Task description:
Copy out each line containing "Catania" from the entries below.
BEGIN
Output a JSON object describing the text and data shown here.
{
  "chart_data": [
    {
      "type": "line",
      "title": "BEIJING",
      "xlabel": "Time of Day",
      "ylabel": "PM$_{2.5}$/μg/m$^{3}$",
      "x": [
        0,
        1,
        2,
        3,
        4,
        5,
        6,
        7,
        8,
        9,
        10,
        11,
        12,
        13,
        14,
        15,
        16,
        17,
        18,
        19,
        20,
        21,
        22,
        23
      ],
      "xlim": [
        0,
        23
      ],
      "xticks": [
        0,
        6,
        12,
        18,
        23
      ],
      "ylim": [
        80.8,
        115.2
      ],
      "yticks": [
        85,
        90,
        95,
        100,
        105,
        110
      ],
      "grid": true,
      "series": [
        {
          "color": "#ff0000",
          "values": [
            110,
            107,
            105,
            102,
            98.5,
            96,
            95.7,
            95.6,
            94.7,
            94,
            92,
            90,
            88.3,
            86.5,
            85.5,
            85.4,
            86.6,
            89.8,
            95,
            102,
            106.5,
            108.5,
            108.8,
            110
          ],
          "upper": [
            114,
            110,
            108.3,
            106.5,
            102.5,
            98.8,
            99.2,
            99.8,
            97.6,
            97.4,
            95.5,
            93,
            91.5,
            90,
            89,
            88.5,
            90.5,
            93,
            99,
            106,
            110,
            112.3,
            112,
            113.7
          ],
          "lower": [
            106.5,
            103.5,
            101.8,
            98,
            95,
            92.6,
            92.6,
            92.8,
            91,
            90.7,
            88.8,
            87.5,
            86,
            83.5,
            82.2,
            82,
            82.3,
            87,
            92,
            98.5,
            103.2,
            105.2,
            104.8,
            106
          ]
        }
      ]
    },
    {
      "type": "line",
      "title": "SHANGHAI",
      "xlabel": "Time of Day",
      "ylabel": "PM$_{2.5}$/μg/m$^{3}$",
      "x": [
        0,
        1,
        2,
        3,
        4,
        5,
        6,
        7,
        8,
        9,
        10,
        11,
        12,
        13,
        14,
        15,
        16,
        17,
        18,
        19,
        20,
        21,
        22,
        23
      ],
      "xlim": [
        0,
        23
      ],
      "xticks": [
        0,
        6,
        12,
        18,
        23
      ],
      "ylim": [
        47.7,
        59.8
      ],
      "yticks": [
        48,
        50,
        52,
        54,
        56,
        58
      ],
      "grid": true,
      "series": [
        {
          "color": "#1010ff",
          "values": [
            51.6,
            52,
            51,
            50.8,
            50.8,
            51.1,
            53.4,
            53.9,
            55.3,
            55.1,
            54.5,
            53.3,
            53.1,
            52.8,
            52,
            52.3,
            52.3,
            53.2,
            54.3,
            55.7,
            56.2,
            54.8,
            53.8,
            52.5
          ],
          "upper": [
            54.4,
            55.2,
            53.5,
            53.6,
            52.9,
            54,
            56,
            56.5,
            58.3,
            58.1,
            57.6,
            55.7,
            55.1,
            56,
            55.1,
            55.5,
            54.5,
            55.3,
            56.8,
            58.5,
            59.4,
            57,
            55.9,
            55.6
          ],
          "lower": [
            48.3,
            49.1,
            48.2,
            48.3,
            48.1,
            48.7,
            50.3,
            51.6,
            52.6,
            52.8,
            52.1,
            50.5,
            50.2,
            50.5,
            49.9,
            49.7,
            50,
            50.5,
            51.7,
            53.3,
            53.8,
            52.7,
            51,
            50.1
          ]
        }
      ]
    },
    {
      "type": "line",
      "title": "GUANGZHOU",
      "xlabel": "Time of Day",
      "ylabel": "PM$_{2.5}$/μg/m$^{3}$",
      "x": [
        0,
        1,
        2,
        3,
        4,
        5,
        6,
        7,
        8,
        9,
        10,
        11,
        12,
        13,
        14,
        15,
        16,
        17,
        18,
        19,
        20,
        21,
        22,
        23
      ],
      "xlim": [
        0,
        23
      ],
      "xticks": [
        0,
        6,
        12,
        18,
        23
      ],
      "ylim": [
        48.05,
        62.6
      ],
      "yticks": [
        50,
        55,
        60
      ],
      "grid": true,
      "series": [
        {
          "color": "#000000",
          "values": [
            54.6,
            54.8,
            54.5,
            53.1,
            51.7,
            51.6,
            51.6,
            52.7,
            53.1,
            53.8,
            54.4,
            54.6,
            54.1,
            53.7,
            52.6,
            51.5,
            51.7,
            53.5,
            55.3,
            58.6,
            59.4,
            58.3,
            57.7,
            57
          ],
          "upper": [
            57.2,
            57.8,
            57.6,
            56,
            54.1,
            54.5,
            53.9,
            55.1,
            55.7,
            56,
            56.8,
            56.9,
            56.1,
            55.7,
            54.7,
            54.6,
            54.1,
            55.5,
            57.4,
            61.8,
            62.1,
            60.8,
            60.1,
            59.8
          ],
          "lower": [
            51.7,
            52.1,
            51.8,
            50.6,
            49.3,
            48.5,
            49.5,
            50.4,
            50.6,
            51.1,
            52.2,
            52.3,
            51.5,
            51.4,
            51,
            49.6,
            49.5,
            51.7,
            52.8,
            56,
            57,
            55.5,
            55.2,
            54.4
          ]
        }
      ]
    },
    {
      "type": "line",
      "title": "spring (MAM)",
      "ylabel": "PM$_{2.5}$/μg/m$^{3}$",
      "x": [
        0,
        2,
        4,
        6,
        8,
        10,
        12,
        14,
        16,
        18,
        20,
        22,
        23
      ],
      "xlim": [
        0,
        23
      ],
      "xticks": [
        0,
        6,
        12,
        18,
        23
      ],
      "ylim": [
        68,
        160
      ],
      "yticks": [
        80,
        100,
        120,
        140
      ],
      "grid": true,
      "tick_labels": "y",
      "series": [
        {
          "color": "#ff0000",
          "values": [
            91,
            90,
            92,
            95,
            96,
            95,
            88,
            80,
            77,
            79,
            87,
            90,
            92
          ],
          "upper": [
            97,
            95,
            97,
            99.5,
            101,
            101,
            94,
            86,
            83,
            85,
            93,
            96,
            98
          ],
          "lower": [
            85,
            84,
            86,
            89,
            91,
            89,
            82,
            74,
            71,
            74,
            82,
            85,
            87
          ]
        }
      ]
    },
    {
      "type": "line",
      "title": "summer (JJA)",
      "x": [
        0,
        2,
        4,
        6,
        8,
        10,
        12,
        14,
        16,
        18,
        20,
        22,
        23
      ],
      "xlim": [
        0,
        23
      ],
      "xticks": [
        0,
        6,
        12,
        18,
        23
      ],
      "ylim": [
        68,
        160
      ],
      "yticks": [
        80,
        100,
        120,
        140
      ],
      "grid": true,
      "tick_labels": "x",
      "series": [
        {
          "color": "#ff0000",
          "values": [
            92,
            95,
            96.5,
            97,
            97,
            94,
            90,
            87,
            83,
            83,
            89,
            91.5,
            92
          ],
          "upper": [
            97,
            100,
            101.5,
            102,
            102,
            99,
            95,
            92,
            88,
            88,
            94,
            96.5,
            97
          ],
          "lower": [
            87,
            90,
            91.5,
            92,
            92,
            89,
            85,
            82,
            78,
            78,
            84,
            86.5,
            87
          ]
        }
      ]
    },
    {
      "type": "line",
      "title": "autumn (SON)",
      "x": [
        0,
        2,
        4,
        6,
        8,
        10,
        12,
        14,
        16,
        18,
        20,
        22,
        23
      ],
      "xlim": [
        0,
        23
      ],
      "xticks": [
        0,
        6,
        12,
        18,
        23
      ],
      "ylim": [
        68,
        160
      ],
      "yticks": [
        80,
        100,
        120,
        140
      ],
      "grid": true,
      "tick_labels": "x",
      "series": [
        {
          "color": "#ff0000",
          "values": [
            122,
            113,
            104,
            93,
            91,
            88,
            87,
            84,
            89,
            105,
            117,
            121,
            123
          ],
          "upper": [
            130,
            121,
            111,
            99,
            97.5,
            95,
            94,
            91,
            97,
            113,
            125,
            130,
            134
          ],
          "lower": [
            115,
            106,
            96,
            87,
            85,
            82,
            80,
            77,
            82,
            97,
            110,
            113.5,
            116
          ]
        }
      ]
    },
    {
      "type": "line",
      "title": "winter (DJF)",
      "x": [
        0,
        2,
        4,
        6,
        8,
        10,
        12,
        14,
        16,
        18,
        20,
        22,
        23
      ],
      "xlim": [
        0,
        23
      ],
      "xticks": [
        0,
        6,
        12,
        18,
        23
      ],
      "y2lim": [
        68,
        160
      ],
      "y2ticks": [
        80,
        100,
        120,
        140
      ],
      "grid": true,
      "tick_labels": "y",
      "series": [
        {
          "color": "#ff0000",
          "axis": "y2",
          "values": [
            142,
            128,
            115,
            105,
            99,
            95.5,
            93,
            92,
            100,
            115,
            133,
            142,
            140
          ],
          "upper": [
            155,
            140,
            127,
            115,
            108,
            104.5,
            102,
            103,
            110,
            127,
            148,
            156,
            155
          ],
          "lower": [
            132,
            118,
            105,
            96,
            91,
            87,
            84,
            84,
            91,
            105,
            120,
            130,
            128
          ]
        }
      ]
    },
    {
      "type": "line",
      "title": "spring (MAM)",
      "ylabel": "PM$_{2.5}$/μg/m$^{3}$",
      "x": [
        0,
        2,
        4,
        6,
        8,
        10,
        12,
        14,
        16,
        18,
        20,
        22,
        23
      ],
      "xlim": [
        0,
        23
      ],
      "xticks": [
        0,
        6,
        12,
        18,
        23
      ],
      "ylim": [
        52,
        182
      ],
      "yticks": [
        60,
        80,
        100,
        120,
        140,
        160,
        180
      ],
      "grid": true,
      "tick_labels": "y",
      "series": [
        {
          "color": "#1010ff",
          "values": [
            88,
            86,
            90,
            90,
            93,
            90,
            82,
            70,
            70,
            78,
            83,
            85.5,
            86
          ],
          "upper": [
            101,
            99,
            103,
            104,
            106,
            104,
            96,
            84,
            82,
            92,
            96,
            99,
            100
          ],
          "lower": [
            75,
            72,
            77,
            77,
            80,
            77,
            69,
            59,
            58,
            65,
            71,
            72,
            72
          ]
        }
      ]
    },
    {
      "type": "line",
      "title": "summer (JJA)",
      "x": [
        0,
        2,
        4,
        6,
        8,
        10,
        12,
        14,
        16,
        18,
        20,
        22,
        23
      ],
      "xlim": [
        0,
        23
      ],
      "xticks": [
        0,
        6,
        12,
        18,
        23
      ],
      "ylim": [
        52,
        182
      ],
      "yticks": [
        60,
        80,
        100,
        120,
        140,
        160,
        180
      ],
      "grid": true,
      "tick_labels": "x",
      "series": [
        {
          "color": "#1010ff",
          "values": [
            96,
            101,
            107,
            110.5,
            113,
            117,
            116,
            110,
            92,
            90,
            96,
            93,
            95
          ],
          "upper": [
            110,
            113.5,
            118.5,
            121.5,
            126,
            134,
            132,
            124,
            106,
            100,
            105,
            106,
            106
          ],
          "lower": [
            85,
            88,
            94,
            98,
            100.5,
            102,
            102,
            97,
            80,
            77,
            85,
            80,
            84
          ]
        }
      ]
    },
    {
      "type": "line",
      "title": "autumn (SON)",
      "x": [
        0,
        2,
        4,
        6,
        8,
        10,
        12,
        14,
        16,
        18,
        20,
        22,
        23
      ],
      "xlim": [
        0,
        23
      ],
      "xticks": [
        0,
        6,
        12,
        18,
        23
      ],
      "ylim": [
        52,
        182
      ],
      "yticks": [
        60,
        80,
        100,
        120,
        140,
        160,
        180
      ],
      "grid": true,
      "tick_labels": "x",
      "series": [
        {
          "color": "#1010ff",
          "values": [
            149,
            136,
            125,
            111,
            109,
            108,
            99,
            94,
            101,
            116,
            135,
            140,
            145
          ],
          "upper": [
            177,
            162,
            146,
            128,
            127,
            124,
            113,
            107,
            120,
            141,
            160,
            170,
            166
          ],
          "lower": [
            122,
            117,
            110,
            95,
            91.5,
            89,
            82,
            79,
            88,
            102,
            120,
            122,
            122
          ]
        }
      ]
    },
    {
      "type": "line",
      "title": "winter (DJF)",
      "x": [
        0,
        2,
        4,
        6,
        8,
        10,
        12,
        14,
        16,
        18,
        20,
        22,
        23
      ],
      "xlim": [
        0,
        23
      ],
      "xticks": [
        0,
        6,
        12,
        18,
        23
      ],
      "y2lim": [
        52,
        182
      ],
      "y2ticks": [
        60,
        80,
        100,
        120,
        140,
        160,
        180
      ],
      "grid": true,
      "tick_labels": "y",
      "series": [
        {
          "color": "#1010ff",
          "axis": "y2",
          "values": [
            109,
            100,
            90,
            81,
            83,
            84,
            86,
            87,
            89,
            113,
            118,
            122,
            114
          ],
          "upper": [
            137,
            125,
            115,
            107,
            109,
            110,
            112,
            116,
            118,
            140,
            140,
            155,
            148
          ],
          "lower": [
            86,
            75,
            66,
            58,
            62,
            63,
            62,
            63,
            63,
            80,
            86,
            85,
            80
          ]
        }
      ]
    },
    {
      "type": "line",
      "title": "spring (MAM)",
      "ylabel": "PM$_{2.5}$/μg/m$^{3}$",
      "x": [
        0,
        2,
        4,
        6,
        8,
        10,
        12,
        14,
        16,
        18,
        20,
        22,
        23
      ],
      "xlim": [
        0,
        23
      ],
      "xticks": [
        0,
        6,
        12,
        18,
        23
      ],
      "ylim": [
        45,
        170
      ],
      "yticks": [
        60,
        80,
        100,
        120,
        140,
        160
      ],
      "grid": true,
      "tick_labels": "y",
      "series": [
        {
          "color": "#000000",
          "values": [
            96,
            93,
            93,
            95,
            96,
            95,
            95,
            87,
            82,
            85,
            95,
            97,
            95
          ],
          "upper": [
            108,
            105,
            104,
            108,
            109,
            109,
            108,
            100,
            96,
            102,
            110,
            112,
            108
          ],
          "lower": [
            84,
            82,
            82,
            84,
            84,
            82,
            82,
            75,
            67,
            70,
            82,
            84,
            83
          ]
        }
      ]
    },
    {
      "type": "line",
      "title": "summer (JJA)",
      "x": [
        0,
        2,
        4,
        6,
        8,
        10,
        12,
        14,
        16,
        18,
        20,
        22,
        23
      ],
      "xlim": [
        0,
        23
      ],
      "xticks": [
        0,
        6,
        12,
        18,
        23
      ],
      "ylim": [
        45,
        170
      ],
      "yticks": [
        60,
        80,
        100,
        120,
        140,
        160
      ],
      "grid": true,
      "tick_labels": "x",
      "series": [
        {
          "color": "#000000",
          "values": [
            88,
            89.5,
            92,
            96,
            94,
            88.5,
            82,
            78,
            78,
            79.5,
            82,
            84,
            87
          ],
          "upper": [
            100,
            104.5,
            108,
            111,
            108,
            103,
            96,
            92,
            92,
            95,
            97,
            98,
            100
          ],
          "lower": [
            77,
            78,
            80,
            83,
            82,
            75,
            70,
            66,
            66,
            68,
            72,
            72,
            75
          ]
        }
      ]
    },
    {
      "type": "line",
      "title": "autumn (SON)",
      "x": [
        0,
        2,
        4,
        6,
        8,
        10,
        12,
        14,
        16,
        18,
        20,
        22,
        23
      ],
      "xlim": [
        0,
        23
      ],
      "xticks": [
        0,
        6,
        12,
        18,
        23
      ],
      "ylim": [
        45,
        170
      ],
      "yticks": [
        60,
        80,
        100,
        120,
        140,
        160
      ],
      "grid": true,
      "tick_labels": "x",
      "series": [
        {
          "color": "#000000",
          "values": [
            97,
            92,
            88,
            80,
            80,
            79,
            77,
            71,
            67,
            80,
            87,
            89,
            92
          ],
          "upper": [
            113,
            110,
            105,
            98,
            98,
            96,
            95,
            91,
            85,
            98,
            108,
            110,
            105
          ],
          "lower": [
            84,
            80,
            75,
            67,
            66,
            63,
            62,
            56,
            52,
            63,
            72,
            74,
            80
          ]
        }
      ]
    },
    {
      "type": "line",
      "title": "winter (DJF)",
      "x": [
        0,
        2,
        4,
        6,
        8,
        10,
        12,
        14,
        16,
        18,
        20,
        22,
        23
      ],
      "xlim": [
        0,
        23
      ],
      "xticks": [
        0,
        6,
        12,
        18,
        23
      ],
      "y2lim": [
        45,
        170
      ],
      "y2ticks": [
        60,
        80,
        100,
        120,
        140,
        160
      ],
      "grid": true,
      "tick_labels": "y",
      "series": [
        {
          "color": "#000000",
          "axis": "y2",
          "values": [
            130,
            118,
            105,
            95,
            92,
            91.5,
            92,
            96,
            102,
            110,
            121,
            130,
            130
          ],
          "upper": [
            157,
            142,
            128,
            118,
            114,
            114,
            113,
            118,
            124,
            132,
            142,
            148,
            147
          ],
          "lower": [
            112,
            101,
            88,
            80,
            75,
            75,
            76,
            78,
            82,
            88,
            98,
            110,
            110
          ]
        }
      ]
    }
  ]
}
END
BEGIN
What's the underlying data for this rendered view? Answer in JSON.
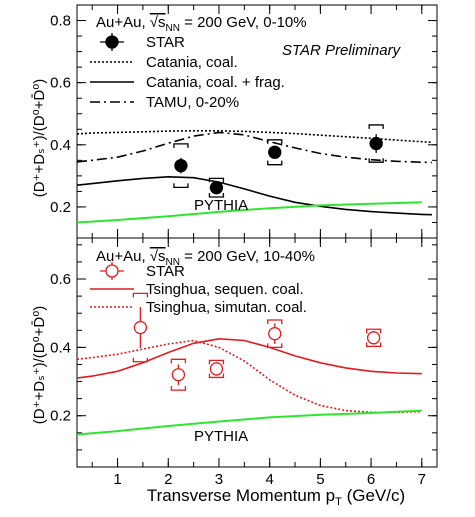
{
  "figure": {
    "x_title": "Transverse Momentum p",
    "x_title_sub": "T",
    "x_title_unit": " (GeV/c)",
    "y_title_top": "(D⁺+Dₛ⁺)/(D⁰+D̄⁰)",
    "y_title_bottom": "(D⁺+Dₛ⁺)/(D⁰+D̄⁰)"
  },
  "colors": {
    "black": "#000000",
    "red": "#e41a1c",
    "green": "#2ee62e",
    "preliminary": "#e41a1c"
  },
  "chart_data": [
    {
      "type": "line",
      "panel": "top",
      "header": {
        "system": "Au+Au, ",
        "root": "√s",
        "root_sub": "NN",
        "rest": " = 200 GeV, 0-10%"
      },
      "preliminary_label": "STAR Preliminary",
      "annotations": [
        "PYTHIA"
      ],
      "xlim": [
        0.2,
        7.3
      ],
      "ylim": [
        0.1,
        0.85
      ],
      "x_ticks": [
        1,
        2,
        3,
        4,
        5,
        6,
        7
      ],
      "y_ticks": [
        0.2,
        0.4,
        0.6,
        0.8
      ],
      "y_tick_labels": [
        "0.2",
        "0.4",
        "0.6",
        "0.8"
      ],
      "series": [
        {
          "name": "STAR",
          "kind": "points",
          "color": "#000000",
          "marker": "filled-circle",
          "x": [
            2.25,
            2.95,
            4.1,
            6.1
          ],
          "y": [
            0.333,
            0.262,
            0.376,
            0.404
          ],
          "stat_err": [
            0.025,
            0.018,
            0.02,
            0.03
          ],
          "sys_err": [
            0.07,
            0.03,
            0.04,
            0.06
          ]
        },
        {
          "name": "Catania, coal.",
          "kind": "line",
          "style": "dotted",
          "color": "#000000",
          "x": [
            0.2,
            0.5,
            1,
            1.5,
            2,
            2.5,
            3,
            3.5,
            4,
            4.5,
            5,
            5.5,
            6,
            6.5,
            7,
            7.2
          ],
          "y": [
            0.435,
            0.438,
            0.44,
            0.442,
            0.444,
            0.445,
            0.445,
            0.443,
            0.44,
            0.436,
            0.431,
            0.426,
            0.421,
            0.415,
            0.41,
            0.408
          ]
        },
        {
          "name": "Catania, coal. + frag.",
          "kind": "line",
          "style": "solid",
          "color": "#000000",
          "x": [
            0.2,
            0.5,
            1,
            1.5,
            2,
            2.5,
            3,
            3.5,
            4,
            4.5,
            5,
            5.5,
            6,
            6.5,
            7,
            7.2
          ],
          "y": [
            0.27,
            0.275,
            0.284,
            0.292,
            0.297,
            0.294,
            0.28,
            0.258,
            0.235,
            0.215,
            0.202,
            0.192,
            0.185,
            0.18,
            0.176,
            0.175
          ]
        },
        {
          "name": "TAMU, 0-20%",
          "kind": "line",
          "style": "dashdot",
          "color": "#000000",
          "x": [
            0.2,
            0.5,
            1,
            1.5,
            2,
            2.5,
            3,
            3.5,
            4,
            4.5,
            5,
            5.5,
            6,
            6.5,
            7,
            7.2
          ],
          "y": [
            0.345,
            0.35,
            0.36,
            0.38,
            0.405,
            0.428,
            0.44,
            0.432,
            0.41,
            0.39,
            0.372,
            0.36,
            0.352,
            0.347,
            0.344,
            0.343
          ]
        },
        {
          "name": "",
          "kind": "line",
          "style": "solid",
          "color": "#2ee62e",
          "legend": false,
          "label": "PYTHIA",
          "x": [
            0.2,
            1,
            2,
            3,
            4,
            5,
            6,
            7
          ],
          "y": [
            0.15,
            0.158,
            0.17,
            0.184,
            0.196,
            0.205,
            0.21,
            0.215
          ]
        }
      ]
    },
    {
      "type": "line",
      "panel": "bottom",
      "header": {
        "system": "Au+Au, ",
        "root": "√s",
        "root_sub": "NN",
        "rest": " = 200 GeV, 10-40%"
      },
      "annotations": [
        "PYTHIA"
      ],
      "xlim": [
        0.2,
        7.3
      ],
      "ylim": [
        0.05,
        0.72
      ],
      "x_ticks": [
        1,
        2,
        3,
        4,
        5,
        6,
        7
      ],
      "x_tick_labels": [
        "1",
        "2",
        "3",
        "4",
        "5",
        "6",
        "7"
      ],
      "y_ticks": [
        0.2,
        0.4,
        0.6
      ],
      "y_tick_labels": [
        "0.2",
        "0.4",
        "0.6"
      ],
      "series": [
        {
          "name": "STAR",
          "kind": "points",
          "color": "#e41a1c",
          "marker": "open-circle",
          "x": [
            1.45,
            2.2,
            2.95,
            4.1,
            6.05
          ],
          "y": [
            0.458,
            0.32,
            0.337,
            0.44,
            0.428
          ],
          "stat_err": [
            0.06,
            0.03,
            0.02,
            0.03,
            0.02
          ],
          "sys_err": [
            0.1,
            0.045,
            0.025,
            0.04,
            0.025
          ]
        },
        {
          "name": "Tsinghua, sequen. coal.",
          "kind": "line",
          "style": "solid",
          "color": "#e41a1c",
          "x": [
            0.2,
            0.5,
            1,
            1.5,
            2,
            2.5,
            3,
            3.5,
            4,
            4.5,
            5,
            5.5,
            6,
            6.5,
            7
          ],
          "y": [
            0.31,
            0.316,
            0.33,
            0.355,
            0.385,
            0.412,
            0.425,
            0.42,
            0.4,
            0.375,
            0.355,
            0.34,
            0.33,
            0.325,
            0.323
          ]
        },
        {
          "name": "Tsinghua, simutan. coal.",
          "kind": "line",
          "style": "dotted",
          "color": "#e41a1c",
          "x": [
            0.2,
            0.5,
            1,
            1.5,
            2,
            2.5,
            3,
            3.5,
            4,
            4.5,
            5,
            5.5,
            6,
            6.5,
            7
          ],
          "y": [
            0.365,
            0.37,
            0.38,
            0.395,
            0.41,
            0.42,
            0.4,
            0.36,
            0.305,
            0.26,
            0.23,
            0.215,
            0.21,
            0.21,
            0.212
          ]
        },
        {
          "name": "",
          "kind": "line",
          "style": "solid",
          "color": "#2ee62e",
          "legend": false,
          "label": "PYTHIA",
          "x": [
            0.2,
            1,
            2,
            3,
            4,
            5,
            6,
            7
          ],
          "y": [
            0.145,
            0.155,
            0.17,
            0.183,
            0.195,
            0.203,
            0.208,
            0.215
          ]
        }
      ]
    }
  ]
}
END
Response to this task:
          "name": "Catania, coal.",
          "name": "Catania, coal. + frag.",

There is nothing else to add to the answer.